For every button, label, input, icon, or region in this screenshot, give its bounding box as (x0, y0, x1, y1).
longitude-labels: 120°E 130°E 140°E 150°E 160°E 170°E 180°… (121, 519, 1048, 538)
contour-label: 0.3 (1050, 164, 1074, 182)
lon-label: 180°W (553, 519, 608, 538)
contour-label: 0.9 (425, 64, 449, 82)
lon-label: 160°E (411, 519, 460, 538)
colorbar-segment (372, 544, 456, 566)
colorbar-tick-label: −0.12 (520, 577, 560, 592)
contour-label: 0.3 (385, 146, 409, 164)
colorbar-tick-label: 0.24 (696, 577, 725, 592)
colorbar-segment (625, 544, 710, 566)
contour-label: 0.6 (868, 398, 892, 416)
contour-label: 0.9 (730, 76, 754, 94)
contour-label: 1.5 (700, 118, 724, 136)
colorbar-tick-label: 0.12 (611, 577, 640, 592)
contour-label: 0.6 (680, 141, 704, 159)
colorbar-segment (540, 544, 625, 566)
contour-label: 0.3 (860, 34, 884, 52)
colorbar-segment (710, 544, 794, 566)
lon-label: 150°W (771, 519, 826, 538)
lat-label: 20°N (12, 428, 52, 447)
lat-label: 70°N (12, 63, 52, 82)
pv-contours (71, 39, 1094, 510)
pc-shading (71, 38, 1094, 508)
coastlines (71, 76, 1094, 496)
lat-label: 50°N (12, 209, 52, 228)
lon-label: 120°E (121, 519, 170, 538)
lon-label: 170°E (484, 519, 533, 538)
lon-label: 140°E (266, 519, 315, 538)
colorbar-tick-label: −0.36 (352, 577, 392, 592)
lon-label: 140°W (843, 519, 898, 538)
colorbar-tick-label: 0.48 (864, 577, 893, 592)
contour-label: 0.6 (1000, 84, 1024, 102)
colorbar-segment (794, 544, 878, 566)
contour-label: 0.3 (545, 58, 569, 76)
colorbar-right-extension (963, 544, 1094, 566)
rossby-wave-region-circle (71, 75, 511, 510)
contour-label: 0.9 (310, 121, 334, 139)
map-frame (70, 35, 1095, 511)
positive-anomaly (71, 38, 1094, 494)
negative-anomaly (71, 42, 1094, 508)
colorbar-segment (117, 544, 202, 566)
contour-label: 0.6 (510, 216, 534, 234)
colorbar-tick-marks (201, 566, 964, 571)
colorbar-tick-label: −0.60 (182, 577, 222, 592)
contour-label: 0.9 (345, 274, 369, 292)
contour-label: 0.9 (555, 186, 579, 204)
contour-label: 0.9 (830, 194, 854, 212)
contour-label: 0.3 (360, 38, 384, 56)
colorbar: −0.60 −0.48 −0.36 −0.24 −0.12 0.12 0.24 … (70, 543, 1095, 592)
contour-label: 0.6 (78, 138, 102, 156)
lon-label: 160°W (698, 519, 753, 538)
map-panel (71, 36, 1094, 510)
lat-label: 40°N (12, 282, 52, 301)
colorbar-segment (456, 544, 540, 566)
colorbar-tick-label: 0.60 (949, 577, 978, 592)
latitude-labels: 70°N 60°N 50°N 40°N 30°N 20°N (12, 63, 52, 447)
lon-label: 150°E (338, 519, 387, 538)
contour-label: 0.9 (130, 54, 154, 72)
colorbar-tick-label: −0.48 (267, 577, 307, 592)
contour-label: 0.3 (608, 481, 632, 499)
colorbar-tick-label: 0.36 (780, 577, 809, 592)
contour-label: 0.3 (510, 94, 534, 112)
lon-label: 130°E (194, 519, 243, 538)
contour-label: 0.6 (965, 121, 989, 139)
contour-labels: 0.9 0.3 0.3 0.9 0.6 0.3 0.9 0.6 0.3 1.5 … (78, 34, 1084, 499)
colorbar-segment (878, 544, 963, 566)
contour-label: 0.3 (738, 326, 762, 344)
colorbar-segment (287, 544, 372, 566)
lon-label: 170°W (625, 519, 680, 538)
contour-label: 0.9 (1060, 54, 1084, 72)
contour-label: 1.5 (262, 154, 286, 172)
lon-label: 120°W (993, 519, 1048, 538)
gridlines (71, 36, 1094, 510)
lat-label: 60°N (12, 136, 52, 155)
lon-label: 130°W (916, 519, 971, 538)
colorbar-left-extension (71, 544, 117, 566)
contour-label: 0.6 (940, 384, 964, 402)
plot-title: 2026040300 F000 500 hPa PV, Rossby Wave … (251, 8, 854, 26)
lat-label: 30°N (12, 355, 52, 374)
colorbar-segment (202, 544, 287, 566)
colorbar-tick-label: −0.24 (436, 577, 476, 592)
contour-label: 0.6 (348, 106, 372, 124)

§ PROBLEM TO WORK ON
Rewrite every entry above with "lon-label" changed to "longitude-label". Leave everything else unchanged.

§ COMPLETE ANSWER
For every button, label, input, icon, or region in this screenshot, give its bounding box as (x0, y0, x1, y1).
longitude-labels: 120°E 130°E 140°E 150°E 160°E 170°E 180°… (121, 519, 1048, 538)
contour-label: 0.3 (1050, 164, 1074, 182)
longitude-label: 180°W (553, 519, 608, 538)
contour-label: 0.9 (425, 64, 449, 82)
longitude-label: 160°E (411, 519, 460, 538)
colorbar-segment (372, 544, 456, 566)
colorbar-tick-label: −0.12 (520, 577, 560, 592)
contour-label: 0.3 (385, 146, 409, 164)
colorbar-tick-label: 0.24 (696, 577, 725, 592)
colorbar-segment (625, 544, 710, 566)
contour-label: 0.6 (868, 398, 892, 416)
contour-label: 0.9 (730, 76, 754, 94)
contour-label: 1.5 (700, 118, 724, 136)
colorbar-tick-label: 0.12 (611, 577, 640, 592)
contour-label: 0.6 (680, 141, 704, 159)
colorbar-segment (540, 544, 625, 566)
contour-label: 0.3 (860, 34, 884, 52)
colorbar-segment (710, 544, 794, 566)
longitude-label: 150°W (771, 519, 826, 538)
lat-label: 20°N (12, 428, 52, 447)
lat-label: 70°N (12, 63, 52, 82)
pv-contours (71, 39, 1094, 510)
pc-shading (71, 38, 1094, 508)
coastlines (71, 76, 1094, 496)
lat-label: 50°N (12, 209, 52, 228)
longitude-label: 120°E (121, 519, 170, 538)
longitude-label: 170°E (484, 519, 533, 538)
longitude-label: 140°E (266, 519, 315, 538)
colorbar-tick-label: −0.36 (352, 577, 392, 592)
longitude-label: 140°W (843, 519, 898, 538)
colorbar-tick-label: 0.48 (864, 577, 893, 592)
contour-label: 0.6 (1000, 84, 1024, 102)
colorbar-segment (794, 544, 878, 566)
contour-label: 0.3 (545, 58, 569, 76)
colorbar-right-extension (963, 544, 1094, 566)
rossby-wave-region-circle (71, 75, 511, 510)
contour-label: 0.9 (310, 121, 334, 139)
map-frame (70, 35, 1095, 511)
positive-anomaly (71, 38, 1094, 494)
negative-anomaly (71, 42, 1094, 508)
colorbar-segment (117, 544, 202, 566)
contour-label: 0.6 (510, 216, 534, 234)
colorbar-tick-marks (201, 566, 964, 571)
colorbar-tick-label: −0.60 (182, 577, 222, 592)
contour-label: 0.9 (345, 274, 369, 292)
contour-label: 0.9 (555, 186, 579, 204)
contour-label: 0.9 (830, 194, 854, 212)
contour-label: 0.3 (360, 38, 384, 56)
colorbar: −0.60 −0.48 −0.36 −0.24 −0.12 0.12 0.24 … (70, 543, 1095, 592)
contour-label: 0.6 (78, 138, 102, 156)
longitude-label: 160°W (698, 519, 753, 538)
map-panel (71, 36, 1094, 510)
lat-label: 40°N (12, 282, 52, 301)
colorbar-segment (456, 544, 540, 566)
colorbar-tick-label: 0.60 (949, 577, 978, 592)
latitude-labels: 70°N 60°N 50°N 40°N 30°N 20°N (12, 63, 52, 447)
longitude-label: 150°E (338, 519, 387, 538)
contour-label: 0.9 (130, 54, 154, 72)
colorbar-tick-label: −0.48 (267, 577, 307, 592)
contour-label: 0.3 (608, 481, 632, 499)
colorbar-tick-label: 0.36 (780, 577, 809, 592)
contour-label: 0.3 (510, 94, 534, 112)
longitude-label: 130°E (194, 519, 243, 538)
contour-label: 0.6 (965, 121, 989, 139)
contour-labels: 0.9 0.3 0.3 0.9 0.6 0.3 0.9 0.6 0.3 1.5 … (78, 34, 1084, 499)
colorbar-segment (878, 544, 963, 566)
contour-label: 0.3 (738, 326, 762, 344)
colorbar-segment (287, 544, 372, 566)
longitude-label: 170°W (625, 519, 680, 538)
contour-label: 0.9 (1060, 54, 1084, 72)
contour-label: 1.5 (262, 154, 286, 172)
longitude-label: 120°W (993, 519, 1048, 538)
gridlines (71, 36, 1094, 510)
lat-label: 60°N (12, 136, 52, 155)
longitude-label: 130°W (916, 519, 971, 538)
colorbar-left-extension (71, 544, 117, 566)
contour-label: 0.6 (940, 384, 964, 402)
plot-title: 2026040300 F000 500 hPa PV, Rossby Wave … (251, 8, 854, 26)
lat-label: 30°N (12, 355, 52, 374)
colorbar-segment (202, 544, 287, 566)
colorbar-tick-label: −0.24 (436, 577, 476, 592)
contour-label: 0.6 (348, 106, 372, 124)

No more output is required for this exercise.